▶ **RECORDS SHOWN**
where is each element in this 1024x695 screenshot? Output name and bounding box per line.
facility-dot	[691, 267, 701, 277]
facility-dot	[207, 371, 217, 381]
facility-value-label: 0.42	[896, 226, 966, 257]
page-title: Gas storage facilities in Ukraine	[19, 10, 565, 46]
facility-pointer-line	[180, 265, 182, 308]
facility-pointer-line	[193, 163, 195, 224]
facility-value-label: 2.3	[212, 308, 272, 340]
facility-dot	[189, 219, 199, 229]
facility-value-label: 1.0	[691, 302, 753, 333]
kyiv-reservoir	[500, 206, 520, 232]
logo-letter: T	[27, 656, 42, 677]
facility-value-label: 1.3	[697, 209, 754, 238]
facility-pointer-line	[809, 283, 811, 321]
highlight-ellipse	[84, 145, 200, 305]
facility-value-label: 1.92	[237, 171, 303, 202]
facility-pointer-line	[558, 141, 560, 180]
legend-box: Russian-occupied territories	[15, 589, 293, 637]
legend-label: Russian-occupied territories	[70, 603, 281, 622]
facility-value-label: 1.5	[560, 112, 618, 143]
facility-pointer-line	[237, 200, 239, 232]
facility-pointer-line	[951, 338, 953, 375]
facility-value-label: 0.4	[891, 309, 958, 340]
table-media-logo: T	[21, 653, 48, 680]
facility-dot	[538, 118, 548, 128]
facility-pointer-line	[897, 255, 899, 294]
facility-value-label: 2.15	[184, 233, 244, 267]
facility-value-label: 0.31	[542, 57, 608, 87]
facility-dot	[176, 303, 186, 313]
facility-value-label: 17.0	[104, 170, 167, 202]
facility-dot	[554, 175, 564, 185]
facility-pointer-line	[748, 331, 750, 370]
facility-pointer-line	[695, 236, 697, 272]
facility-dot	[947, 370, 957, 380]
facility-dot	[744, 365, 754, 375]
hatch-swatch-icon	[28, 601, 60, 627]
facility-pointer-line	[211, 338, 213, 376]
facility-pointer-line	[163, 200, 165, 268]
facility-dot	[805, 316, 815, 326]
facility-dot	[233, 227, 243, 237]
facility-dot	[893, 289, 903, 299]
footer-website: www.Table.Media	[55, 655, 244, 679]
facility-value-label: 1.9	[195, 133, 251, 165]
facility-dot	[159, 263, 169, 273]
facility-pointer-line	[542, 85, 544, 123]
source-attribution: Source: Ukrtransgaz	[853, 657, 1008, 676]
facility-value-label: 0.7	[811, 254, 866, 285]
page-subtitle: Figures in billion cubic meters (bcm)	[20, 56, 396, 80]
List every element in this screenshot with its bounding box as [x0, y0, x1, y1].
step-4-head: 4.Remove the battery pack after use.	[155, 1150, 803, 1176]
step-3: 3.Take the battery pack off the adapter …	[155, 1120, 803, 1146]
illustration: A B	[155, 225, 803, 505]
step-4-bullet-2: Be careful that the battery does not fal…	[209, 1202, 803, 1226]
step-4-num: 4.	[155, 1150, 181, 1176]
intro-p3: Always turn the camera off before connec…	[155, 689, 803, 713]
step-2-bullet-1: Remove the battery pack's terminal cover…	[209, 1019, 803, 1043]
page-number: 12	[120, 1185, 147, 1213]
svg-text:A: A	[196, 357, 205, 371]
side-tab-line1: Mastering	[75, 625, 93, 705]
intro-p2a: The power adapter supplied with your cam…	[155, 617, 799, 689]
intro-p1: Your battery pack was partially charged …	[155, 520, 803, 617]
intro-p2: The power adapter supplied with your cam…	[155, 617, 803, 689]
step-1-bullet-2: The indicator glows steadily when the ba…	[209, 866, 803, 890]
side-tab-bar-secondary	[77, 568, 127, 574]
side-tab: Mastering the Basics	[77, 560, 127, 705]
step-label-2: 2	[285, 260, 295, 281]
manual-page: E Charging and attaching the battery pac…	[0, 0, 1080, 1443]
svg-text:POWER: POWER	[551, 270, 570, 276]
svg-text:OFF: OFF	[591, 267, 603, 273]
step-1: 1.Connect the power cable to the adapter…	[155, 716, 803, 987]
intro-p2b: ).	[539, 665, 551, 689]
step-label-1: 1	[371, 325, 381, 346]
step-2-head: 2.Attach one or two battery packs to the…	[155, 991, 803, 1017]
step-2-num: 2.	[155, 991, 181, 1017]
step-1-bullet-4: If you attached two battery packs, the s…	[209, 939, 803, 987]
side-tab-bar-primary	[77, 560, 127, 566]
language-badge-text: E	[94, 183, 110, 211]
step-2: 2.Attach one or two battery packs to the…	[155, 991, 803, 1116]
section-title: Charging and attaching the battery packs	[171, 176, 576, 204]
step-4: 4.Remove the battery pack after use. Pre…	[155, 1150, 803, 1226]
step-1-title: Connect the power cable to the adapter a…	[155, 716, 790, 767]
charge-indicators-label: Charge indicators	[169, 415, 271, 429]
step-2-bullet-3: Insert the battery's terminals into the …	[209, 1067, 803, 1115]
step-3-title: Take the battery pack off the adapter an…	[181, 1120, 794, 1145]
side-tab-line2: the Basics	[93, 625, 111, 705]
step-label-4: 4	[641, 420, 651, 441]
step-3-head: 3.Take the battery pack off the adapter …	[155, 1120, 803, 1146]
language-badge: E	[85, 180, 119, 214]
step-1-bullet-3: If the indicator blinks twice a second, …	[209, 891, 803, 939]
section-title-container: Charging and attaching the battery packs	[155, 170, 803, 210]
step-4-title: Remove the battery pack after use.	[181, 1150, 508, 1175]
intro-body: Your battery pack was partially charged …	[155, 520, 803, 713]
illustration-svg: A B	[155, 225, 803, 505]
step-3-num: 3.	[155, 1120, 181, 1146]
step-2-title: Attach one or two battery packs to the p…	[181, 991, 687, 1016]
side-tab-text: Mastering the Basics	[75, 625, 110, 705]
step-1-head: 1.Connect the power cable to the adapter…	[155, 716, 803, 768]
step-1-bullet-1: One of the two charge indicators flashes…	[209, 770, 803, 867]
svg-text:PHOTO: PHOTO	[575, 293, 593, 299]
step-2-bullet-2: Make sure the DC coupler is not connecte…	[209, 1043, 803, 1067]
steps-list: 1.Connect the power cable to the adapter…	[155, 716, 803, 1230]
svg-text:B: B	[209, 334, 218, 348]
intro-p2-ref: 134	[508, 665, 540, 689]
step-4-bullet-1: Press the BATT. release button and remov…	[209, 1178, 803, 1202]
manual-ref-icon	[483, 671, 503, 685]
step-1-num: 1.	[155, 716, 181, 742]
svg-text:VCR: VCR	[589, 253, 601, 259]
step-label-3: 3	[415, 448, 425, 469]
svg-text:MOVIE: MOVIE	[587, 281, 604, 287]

▶ **WHAT YOU SHOULD DO**
Please copy all of the entries above line for line, with no changes.

▶ **SOLUTION FOR THIS PROBLEM**
where is each element in this 1024x695 screenshot? Output name and bounding box per line.
facility-dot	[691, 267, 701, 277]
facility-dot	[207, 371, 217, 381]
facility-value-label: 0.42	[896, 226, 966, 257]
page-title: Gas storage facilities in Ukraine	[19, 10, 565, 46]
facility-pointer-line	[180, 265, 182, 308]
facility-pointer-line	[193, 163, 195, 224]
facility-value-label: 2.3	[212, 308, 272, 340]
facility-dot	[189, 219, 199, 229]
facility-value-label: 1.0	[691, 302, 753, 333]
kyiv-reservoir	[500, 206, 520, 232]
logo-letter: T	[27, 656, 42, 677]
facility-value-label: 1.3	[697, 209, 754, 238]
facility-pointer-line	[809, 283, 811, 321]
highlight-ellipse	[84, 145, 200, 305]
facility-value-label: 1.92	[237, 171, 303, 202]
facility-pointer-line	[558, 141, 560, 180]
legend-box: Russian-occupied territories	[15, 589, 293, 637]
legend-label: Russian-occupied territories	[70, 603, 281, 622]
facility-value-label: 1.5	[560, 112, 618, 143]
facility-pointer-line	[237, 200, 239, 232]
facility-pointer-line	[951, 338, 953, 375]
facility-value-label: 0.4	[891, 309, 958, 340]
table-media-logo: T	[21, 653, 48, 680]
facility-dot	[538, 118, 548, 128]
facility-pointer-line	[897, 255, 899, 294]
facility-value-label: 2.15	[184, 233, 244, 267]
facility-value-label: 0.31	[542, 57, 608, 87]
facility-dot	[176, 303, 186, 313]
facility-value-label: 17.0	[104, 170, 167, 202]
facility-dot	[554, 175, 564, 185]
facility-pointer-line	[748, 331, 750, 370]
facility-pointer-line	[695, 236, 697, 272]
facility-dot	[947, 370, 957, 380]
facility-dot	[744, 365, 754, 375]
hatch-swatch-icon	[28, 601, 60, 627]
facility-pointer-line	[211, 338, 213, 376]
facility-pointer-line	[163, 200, 165, 268]
facility-dot	[805, 316, 815, 326]
facility-dot	[233, 227, 243, 237]
facility-dot	[893, 289, 903, 299]
footer-website: www.Table.Media	[55, 655, 244, 679]
facility-value-label: 1.9	[195, 133, 251, 165]
facility-dot	[159, 263, 169, 273]
facility-pointer-line	[542, 85, 544, 123]
source-attribution: Source: Ukrtransgaz	[853, 657, 1008, 676]
facility-value-label: 0.7	[811, 254, 866, 285]
page-subtitle: Figures in billion cubic meters (bcm)	[20, 56, 396, 80]
List every element in this screenshot with its bounding box as [x0, y0, x1, y1].
step-4-head: 4.Remove the battery pack after use.	[155, 1150, 803, 1176]
step-3: 3.Take the battery pack off the adapter …	[155, 1120, 803, 1146]
illustration: A B	[155, 225, 803, 505]
step-4-bullet-2: Be careful that the battery does not fal…	[209, 1202, 803, 1226]
step-4-num: 4.	[155, 1150, 181, 1176]
intro-p3: Always turn the camera off before connec…	[155, 689, 803, 713]
step-2-bullet-1: Remove the battery pack's terminal cover…	[209, 1019, 803, 1043]
page-number: 12	[120, 1185, 147, 1213]
svg-text:A: A	[196, 357, 205, 371]
side-tab-line1: Mastering	[75, 625, 93, 705]
intro-p2a: The power adapter supplied with your cam…	[155, 617, 799, 689]
intro-p1: Your battery pack was partially charged …	[155, 520, 803, 617]
intro-p2: The power adapter supplied with your cam…	[155, 617, 803, 689]
step-1-bullet-2: The indicator glows steadily when the ba…	[209, 866, 803, 890]
side-tab-bar-secondary	[77, 568, 127, 574]
side-tab: Mastering the Basics	[77, 560, 127, 705]
step-label-2: 2	[285, 260, 295, 281]
manual-page: E Charging and attaching the battery pac…	[0, 0, 1080, 1443]
svg-text:POWER: POWER	[551, 270, 570, 276]
svg-text:OFF: OFF	[591, 267, 603, 273]
step-1: 1.Connect the power cable to the adapter…	[155, 716, 803, 987]
intro-p2b: ).	[539, 665, 551, 689]
step-label-1: 1	[371, 325, 381, 346]
step-2-head: 2.Attach one or two battery packs to the…	[155, 991, 803, 1017]
step-2-num: 2.	[155, 991, 181, 1017]
step-1-bullet-4: If you attached two battery packs, the s…	[209, 939, 803, 987]
side-tab-bar-primary	[77, 560, 127, 566]
language-badge-text: E	[94, 183, 110, 211]
step-2: 2.Attach one or two battery packs to the…	[155, 991, 803, 1116]
section-title: Charging and attaching the battery packs	[171, 176, 576, 204]
step-4: 4.Remove the battery pack after use. Pre…	[155, 1150, 803, 1226]
step-1-title: Connect the power cable to the adapter a…	[155, 716, 790, 767]
charge-indicators-label: Charge indicators	[169, 415, 271, 429]
step-2-bullet-3: Insert the battery's terminals into the …	[209, 1067, 803, 1115]
step-3-title: Take the battery pack off the adapter an…	[181, 1120, 794, 1145]
side-tab-line2: the Basics	[93, 625, 111, 705]
step-label-4: 4	[641, 420, 651, 441]
step-3-head: 3.Take the battery pack off the adapter …	[155, 1120, 803, 1146]
language-badge: E	[85, 180, 119, 214]
step-1-bullet-3: If the indicator blinks twice a second, …	[209, 891, 803, 939]
section-title-container: Charging and attaching the battery packs	[155, 170, 803, 210]
step-4-title: Remove the battery pack after use.	[181, 1150, 508, 1175]
intro-body: Your battery pack was partially charged …	[155, 520, 803, 713]
illustration-svg: A B	[155, 225, 803, 505]
step-3-num: 3.	[155, 1120, 181, 1146]
step-2-title: Attach one or two battery packs to the p…	[181, 991, 687, 1016]
side-tab-text: Mastering the Basics	[75, 625, 110, 705]
step-1-head: 1.Connect the power cable to the adapter…	[155, 716, 803, 768]
step-1-bullet-1: One of the two charge indicators flashes…	[209, 770, 803, 867]
svg-text:PHOTO: PHOTO	[575, 293, 593, 299]
step-2-bullet-2: Make sure the DC coupler is not connecte…	[209, 1043, 803, 1067]
steps-list: 1.Connect the power cable to the adapter…	[155, 716, 803, 1230]
svg-text:B: B	[209, 334, 218, 348]
intro-p2-ref: 134	[508, 665, 540, 689]
step-4-bullet-1: Press the BATT. release button and remov…	[209, 1178, 803, 1202]
manual-ref-icon	[483, 671, 503, 685]
step-1-num: 1.	[155, 716, 181, 742]
svg-text:VCR: VCR	[589, 253, 601, 259]
step-label-3: 3	[415, 448, 425, 469]
svg-text:MOVIE: MOVIE	[587, 281, 604, 287]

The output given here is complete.